[Data entries]

◇ ◇ ◇ ◇ ◇

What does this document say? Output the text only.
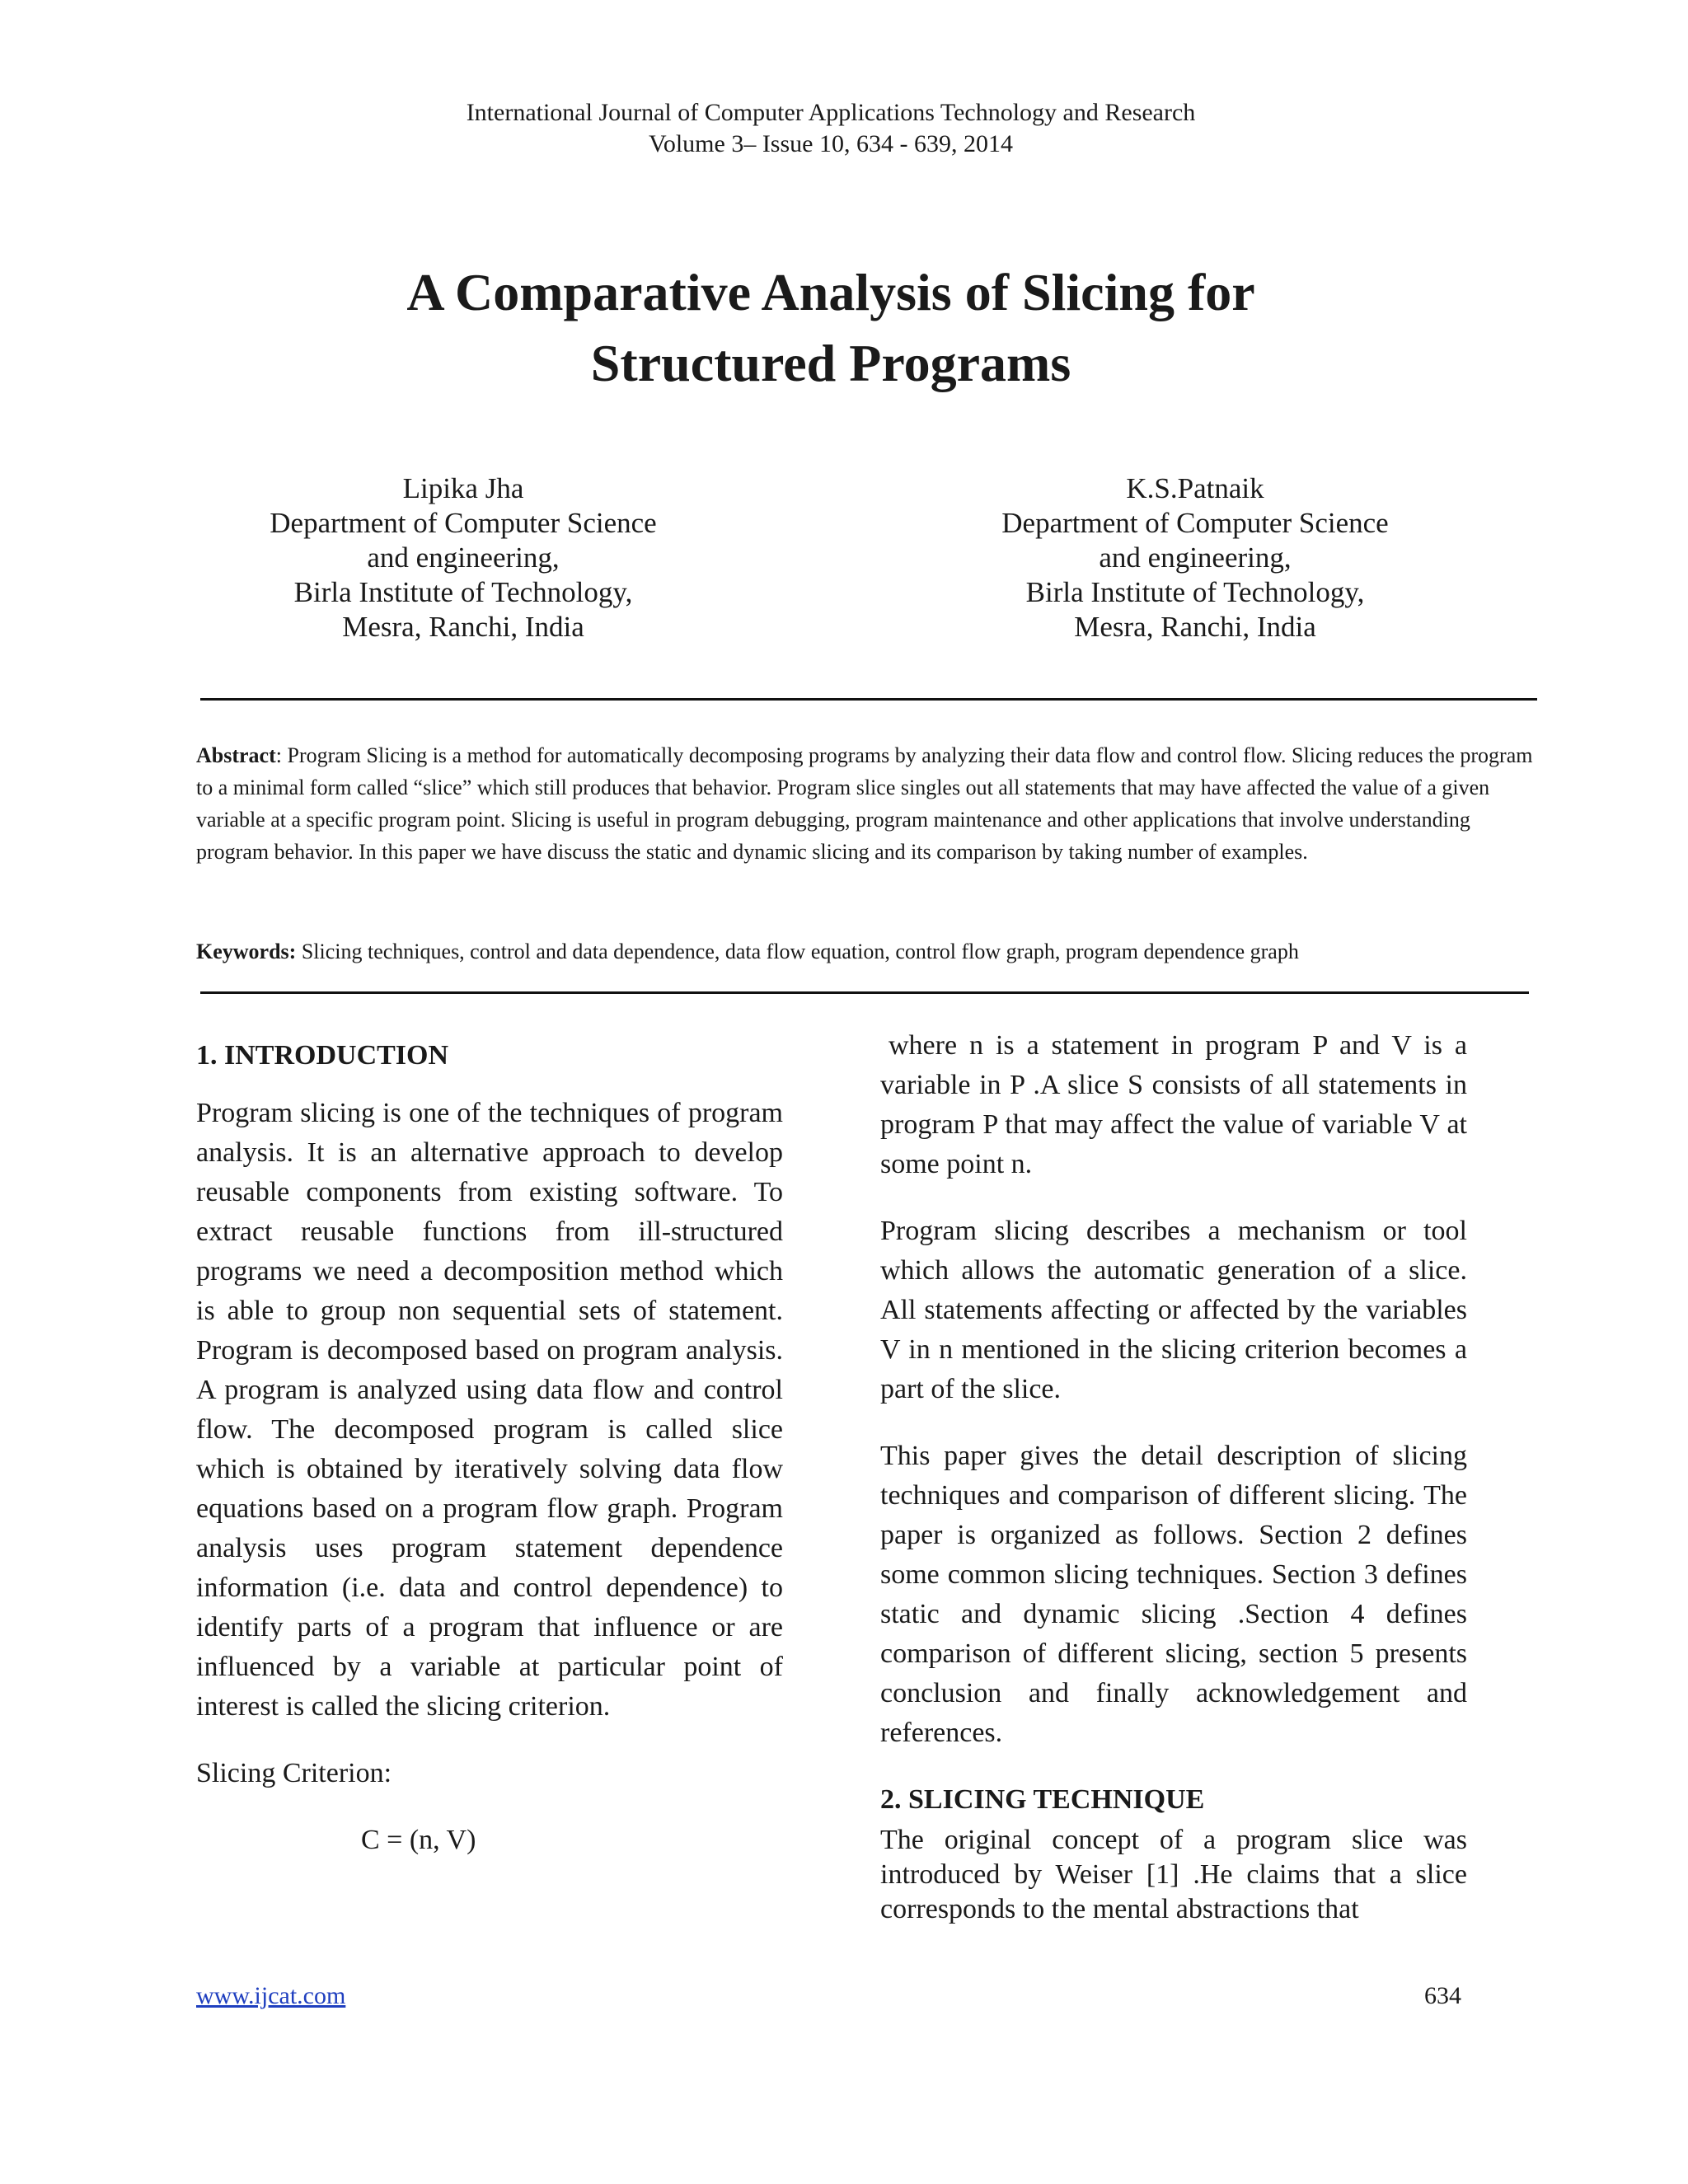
International Journal of Computer Applications Technology and Research
Volume 3– Issue 10, 634 - 639, 2014
A Comparative Analysis of Slicing for
Structured Programs
Lipika Jha
Department of Computer Science
and engineering,
Birla Institute of Technology,
Mesra, Ranchi, India
K.S.Patnaik
Department of Computer Science
and engineering,
Birla Institute of Technology,
Mesra, Ranchi, India
Abstract: Program Slicing is a method for automatically decomposing programs by analyzing their data flow and control flow. Slicing reduces the program to a minimal form called “slice” which still produces that behavior. Program slice singles out all statements that may have affected the value of a given variable at a specific program point. Slicing is useful in program debugging, program maintenance and other applications that involve understanding program behavior. In this paper we have discuss the static and dynamic slicing and its comparison by taking number of examples.
Keywords: Slicing techniques, control and data dependence, data flow equation, control flow graph, program dependence graph
1. INTRODUCTION

Program slicing is one of the techniques of program analysis. It is an alternative approach to develop reusable components from existing software. To extract reusable functions from ill-structured programs we need a decomposition method which is able to group non sequential sets of statement. Program is decomposed based on program analysis. A program is analyzed using data flow and control flow. The decomposed program is called slice which is obtained by iteratively solving data flow equations based on a program flow graph. Program analysis uses program statement dependence information (i.e. data and control dependence) to identify parts of a program that influence or are influenced by a variable at particular point of interest is called the slicing criterion.

Slicing Criterion:

C = (n, V)

where n is a statement in program P and V is a variable in P .A slice S consists of all statements in program P that may affect the value of variable V at some point n.

Program slicing describes a mechanism or tool which allows the automatic generation of a slice. All statements affecting or affected by the variables V in n mentioned in the slicing criterion becomes a part of the slice.

This paper gives the detail description of slicing techniques and comparison of different slicing. The paper is organized as follows. Section 2 defines some common slicing techniques. Section 3 defines static and dynamic slicing .Section 4 defines comparison of different slicing, section 5 presents conclusion and finally acknowledgement and references.

2. SLICING TECHNIQUE

The original concept of a program slice was introduced by Weiser [1] .He claims that a slice corresponds to the mental abstractions that

www.ijcat.com	634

◇ ◇ ◇ ◇ ◇

Write out the full listing verbatim, excluding its pictures.

What does this document say? Output the text only.
International Journal of Computer Applications Technology and Research
Volume 3– Issue 10, 634 - 639, 2014
A Comparative Analysis of Slicing for
Structured Programs
Lipika Jha
Department of Computer Science
and engineering,
Birla Institute of Technology,
Mesra, Ranchi, India
K.S.Patnaik
Department of Computer Science
and engineering,
Birla Institute of Technology,
Mesra, Ranchi, India
Abstract: Program Slicing is a method for automatically decomposing programs by analyzing their data flow and control flow. Slicing reduces the program to a minimal form called “slice” which still produces that behavior. Program slice singles out all statements that may have affected the value of a given variable at a specific program point. Slicing is useful in program debugging, program maintenance and other applications that involve understanding program behavior. In this paper we have discuss the static and dynamic slicing and its comparison by taking number of examples.
Keywords: Slicing techniques, control and data dependence, data flow equation, control flow graph, program dependence graph
1. INTRODUCTION

Program slicing is one of the techniques of program analysis. It is an alternative approach to develop reusable components from existing software. To extract reusable functions from ill-structured programs we need a decomposition method which is able to group non sequential sets of statement. Program is decomposed based on program analysis. A program is analyzed using data flow and control flow. The decomposed program is called slice which is obtained by iteratively solving data flow equations based on a program flow graph. Program analysis uses program statement dependence information (i.e. data and control dependence) to identify parts of a program that influence or are influenced by a variable at particular point of interest is called the slicing criterion.

Slicing Criterion:

C = (n, V)

where n is a statement in program P and V is a variable in P .A slice S consists of all statements in program P that may affect the value of variable V at some point n.

Program slicing describes a mechanism or tool which allows the automatic generation of a slice. All statements affecting or affected by the variables V in n mentioned in the slicing criterion becomes a part of the slice.

This paper gives the detail description of slicing techniques and comparison of different slicing. The paper is organized as follows. Section 2 defines some common slicing techniques. Section 3 defines static and dynamic slicing .Section 4 defines comparison of different slicing, section 5 presents conclusion and finally acknowledgement and references.

2. SLICING TECHNIQUE

The original concept of a program slice was introduced by Weiser [1] .He claims that a slice corresponds to the mental abstractions that

www.ijcat.com	634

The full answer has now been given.